----- Text

Best WordPress Themes for DIY Users & Agency OwnersUpdated On June 25, 2020 June 24, 2020 -Written By
There are 100s of themes in the WordPress ecosystem. So, how does one make a choice of one single theme that is ideal for a specific websie project or can be used for all client websites within an agency setup?
There is a no single best theme for all WordPress users. However, there can definitely be ‘one’ or more than one theme best suited for your own websites and client projects. This decision-making process starts with matching your technical know-how, website requirements, tools stack, and a few other variables.
Factors to select WordPress Theme
There can be a lot of factors to consider for selecting a WordPress Theme that can be a good fit for you. Here are a few theme aspects to consider to start with this decision making process.
- Does the theme work with my tools like with my choice of a page builder, SEO needs, and other specific requirements?
- Is it SEO friendly with basic schema structure and markup?
- Is it regularly updated in relation to new changes and security updates of the core WordPress?
- How expensive is the theme for building one website or many websites for clients in a web agency setup?
- Is there a community behind the theme for additional help and support for custom feature(s) implementation?
Days of ‘Do it all’ multi-purpose Themes
A few years back, most new users would end up using “do it all” multi-purpose WordPress Themes. Those themes are still around but with changes in the WordPress ecosystem and more page builder usage – their popularity has gone down by a big stretch.
Another practice of buying pre-made template themes from places like Theme Forest for specific niche client projects has faded. While such themes can still build you a fancy looking WordPress website but how efficient and neat it would be under the hood? Well, not much – hence I don’t prefer to wander on this theme choice path.
Themes for Page Builder Users
If you plan to use a page builder or already using one, then there are a lot of solid base WordPress theme option. If you are a non-page builder user and love the manual code route, you can still consider using these themes as they are lean and neatly coded.
Elementor page builder is the most popular and talked out in the WordPress ecosystem. For Elementor users with a better understanding of code using the minimal Hello Theme is a perfect choice. But this theme would not work for users wanting more options in the customizer. In that case, the hugely popular combination of using Elementor with Astra Theme should work like a charm.
Beaver Builder is another very popular page builder and majority Beaver Builder users do tend to use the in-house Beaver Builder Theme. Besides this, there are a lot of other recommended themes for Beaver Builder users. Similarly, for Divi Builder users using the in-house Divi Theme makes more sense.
Fortunately, there are a bunch of WordPress Themes that can be a good fit for the majority of page builder users. Most of these themes have similar features set but differ in implementation and user experience.
01. Astra Theme – It is a hugely popular theme with a wide appeal among different page builder users. Plus, their Astra Sites feature (pre-made layouts) is a big draw among small and medium agency users.
02. GeneratePress – It has slowly climbed up the popularity charts, thanks to the solid theme code and functionality. Also, the community around GeneratePress theme is flourishing at a good pace.
03. Page Builder Framework – Another theme ideal for page builder users that thrive on its solid code and practical features on the offer.
So, which is the best theme for your website or your client websites? Well, all the above themes have a free version – just install and test drive. The base WordPress Theme(s) is free and available in the WordPress repository (directory). For more features, each theme offers a pro version plugin which adds all the pro features to the theme on install and activation.

----------
----- Record set

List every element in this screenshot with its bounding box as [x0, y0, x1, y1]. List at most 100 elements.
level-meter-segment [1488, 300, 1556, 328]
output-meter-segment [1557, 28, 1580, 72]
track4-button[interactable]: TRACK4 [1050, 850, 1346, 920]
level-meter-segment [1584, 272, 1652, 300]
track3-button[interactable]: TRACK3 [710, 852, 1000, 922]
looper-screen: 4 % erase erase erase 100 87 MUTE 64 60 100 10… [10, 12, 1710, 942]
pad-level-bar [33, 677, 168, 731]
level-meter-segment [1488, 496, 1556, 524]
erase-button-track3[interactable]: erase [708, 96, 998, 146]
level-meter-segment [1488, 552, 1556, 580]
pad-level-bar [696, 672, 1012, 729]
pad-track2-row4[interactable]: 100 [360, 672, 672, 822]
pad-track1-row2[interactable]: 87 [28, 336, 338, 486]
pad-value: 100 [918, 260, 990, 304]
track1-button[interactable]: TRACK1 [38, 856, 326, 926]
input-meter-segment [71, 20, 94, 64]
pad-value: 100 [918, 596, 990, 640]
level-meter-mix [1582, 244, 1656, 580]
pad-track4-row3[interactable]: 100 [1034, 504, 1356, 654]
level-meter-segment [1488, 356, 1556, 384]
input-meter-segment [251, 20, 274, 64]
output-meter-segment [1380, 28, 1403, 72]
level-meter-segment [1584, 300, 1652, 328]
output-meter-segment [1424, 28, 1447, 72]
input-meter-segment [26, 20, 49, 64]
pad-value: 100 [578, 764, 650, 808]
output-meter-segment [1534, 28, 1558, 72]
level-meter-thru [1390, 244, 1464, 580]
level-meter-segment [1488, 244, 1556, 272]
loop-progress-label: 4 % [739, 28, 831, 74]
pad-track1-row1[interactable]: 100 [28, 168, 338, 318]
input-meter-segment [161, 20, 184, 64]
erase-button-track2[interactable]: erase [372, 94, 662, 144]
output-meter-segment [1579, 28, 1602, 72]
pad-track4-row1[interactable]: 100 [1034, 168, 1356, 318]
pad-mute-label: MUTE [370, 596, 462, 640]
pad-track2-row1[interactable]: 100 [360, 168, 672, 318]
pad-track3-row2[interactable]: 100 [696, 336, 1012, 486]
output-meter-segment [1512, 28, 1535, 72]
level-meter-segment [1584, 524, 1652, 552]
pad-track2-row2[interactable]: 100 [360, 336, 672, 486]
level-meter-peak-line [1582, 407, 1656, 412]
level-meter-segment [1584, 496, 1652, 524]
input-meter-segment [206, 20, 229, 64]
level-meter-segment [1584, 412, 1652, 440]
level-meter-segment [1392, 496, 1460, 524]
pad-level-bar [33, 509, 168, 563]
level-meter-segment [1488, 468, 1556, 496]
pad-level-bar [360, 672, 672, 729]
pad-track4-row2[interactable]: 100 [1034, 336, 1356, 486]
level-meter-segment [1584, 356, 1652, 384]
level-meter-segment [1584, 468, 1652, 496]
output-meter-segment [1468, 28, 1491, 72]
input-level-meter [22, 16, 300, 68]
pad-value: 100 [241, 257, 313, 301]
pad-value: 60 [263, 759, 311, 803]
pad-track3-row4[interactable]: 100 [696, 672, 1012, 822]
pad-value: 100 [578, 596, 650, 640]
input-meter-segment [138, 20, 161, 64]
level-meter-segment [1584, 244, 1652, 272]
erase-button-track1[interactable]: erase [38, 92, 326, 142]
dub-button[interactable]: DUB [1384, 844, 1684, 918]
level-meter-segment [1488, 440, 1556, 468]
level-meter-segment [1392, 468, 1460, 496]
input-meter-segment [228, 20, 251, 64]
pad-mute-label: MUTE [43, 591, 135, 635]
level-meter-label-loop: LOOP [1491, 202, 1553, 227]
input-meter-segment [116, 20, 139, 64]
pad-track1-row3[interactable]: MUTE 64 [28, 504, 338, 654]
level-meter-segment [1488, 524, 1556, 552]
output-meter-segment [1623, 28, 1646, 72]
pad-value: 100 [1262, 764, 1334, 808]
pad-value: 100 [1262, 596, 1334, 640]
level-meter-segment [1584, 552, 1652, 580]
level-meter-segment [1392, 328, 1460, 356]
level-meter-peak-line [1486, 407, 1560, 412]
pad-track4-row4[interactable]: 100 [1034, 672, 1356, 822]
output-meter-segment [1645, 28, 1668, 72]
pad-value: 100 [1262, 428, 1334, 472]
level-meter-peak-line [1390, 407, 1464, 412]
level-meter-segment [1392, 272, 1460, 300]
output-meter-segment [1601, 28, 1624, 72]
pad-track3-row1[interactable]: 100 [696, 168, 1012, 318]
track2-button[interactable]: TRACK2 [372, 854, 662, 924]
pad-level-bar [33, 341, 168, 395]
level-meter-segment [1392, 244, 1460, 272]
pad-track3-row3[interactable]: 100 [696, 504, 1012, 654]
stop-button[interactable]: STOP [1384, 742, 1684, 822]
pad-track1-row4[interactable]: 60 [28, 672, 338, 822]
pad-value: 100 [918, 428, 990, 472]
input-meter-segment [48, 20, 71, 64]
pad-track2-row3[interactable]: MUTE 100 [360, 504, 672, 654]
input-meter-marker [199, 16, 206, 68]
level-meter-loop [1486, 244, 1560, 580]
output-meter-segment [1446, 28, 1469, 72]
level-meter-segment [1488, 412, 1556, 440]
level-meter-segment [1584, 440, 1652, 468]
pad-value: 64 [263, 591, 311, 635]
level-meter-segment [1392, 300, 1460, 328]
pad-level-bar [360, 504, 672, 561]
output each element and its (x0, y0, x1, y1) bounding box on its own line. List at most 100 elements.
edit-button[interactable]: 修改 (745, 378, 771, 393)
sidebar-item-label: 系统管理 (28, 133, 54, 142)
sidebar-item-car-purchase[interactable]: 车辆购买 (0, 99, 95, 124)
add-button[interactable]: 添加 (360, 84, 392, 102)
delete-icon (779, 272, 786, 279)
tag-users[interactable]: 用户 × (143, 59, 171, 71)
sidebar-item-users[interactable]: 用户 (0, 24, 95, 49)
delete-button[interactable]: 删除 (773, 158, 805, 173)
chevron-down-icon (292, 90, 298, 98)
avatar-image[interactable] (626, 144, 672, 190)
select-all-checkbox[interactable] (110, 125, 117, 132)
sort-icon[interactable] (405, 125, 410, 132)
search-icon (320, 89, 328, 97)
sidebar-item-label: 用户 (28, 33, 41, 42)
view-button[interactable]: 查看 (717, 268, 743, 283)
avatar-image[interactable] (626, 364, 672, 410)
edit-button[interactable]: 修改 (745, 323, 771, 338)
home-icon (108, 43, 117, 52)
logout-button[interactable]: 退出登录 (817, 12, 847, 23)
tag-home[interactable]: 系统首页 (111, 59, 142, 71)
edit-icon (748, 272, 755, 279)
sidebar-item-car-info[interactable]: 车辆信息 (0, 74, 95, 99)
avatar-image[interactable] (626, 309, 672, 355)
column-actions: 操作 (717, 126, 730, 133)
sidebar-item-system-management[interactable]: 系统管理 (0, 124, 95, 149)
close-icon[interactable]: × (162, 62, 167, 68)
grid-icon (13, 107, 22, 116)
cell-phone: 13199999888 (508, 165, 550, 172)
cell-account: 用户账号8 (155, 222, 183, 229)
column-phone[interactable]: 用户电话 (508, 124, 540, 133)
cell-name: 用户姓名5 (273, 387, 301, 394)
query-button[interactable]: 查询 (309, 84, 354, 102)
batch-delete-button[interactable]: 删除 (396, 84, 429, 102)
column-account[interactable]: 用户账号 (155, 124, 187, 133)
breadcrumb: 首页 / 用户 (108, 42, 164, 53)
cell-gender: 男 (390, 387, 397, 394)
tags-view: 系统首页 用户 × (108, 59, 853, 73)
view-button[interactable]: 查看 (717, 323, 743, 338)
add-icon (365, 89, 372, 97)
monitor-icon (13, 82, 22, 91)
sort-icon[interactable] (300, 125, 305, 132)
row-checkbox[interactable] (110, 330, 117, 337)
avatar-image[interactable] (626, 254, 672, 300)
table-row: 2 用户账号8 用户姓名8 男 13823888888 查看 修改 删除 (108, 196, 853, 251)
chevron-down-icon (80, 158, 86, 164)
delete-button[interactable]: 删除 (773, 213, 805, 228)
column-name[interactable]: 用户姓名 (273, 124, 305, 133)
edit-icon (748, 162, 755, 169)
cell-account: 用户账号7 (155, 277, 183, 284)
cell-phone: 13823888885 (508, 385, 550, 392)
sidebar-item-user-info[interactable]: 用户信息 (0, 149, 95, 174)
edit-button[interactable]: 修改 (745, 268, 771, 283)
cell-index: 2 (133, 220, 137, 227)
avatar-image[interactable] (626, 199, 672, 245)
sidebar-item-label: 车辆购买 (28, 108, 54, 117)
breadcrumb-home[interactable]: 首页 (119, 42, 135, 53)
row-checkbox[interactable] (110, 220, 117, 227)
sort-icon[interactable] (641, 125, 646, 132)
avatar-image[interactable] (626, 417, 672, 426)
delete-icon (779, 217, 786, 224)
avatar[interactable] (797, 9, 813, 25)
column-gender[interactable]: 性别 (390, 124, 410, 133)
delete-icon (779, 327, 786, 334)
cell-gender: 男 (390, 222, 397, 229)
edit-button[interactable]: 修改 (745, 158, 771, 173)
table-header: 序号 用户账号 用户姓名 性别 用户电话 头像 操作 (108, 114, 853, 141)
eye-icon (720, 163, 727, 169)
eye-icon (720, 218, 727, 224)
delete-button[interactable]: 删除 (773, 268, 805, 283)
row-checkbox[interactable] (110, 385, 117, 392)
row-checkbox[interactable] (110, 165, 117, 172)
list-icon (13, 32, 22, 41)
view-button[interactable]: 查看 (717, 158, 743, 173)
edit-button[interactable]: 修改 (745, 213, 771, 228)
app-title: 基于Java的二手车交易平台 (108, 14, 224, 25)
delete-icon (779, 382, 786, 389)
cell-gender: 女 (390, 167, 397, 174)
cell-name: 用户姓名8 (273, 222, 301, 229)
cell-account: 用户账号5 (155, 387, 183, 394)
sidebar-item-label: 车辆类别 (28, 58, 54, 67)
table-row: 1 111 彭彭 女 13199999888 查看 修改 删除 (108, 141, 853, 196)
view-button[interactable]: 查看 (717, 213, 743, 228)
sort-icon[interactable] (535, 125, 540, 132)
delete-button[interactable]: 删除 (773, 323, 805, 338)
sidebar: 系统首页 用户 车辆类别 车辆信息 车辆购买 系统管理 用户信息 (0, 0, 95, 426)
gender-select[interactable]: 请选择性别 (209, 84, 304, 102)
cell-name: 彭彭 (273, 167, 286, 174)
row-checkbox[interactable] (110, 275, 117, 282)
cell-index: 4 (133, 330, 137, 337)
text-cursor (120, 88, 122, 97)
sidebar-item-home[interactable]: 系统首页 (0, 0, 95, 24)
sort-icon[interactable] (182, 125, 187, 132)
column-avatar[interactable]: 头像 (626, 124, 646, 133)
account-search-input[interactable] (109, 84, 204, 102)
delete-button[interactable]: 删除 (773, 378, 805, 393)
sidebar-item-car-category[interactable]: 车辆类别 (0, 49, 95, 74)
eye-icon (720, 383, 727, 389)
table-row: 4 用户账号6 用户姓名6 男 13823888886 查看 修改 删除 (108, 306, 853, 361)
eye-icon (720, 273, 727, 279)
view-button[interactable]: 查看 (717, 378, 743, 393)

----------

(Action item A)
List every WordPress theme that the article on WordPress themes names.
(Action item B)
Write the next part of the article on WordPress themes, picking up after its last sentence.

(Answer section A)
Hello Theme, Astra Theme, Beaver Builder Theme, Divi Theme, GeneratePress, Page Builder Framework

(Answer section B)
There is an exception to the theme rule when it comes to the Oxygen Page Builder. This page builder does not require any theme as it takes over the default installed theme and all the building is done via the oxygen builder itself. So, there is that!
Themes for Blocks Editor Users
With improvements in the Gutenberg Blocks Editor, more WordPress users have started using blocks for building their post content and page layouts. Since, majority building is done via blocks itself – theme only comes into focus for the following few things:
- Ability to go full-width canvas for post or page.
- Features to set base typography like fonts, colors, responsive.
- Regular theme updates as per WordPress changes.
- Solid theme support, just in case.
- Community around the theme for that extra help.
- Single blog post layout options and variations.
Fortunately, the majority of the base WordPress themes work well with blocks and fulfil essential requirements (mentioned above). Nowadays, each theme ecosystem has its own companion blocks plugin that makes the whole building with blocks more easy and seamless. A few theme options to consider:
01. GeneratePress Theme – The creator has Generate Blocks plugin to build with blocks editor. Even though Generate Blocks work with other themes, sticking with products from the same developer makes more sense.
02. Astra Theme – They also have a blocks plugin which will only get better. Also, with their big existing user-base community and pre-made layouts (coming soon for blocks) would make this ecosystem choice a no-brainer.
03. StudioPress / Genesis – They are trying to pull right triggers to leverage ‘Genesis’ brand value for their upcoming blocks based plugin, called Genesis Pro. StudioPress themes are lean and neatly coded – hence another ecosystem worth considering (for code loving website creators).
Another theme with compatibility for page builders and Gutenberg blocks editor is the eStar theme from Greta Themes. It is a lightweight developer focussed theme with hooks for finer modifications. For geeky users, building own theme based on Underscores theme or Bones Theme is also a popular option.
How do I make the ‘One’ theme choice
I myself use multiple themes depending on the website in question. For example, for a very small brochure website, I usually end up using Astra Theme in the majority of cases. For complex websites with a lot of custom data handling, I rely on Beaver Themer addon for Beaver Builder plugin. In this setup, Beaver Builder Theme is the most natural (and comfortable) choice.
There would not be and should not be ‘one’ theme choice if you are building client websites. Of course, you may use that ‘one’ theme for the majority of projects but be ready for a little experimentation.
We often make this mistake of sitting in one product ecosystem and be very comfortable. I have done that mistake and corrected it in recent times (at-least trying). Add some openness to your creative mind and do lookout for new options emerging in the WordPress ecosystem.
On the practical level, the best way to make a theme choice is to install it and use it yourself. The majority of base WordPress Themes have a free version, just test drive the theme and see which fits your mind (and heart) better. Remember, the majority of features in most themes are exactly the same. They only differ on how those features are presented to you (UI/UX), theme support, pricing, community, and companion plugins.
Just spend some time matching these variables and find your ‘one’ or more than ‘one’ theme choice for building your own and client websites. Happy building and if you got a theme-full question – chime in the comments below.
At last someone not trying to spam the SERPS with the best ever WordPress themes! Way to go Davinder, personal recommendations mean a whole lot more than 50 best this 100 best that.
Appreciate you putting this together, taking a look at the Page Builder Framework, I’ve not had a play with that, might end up reviewing it!
Again thank you for not being that blog and doing things differently. Kudos dude.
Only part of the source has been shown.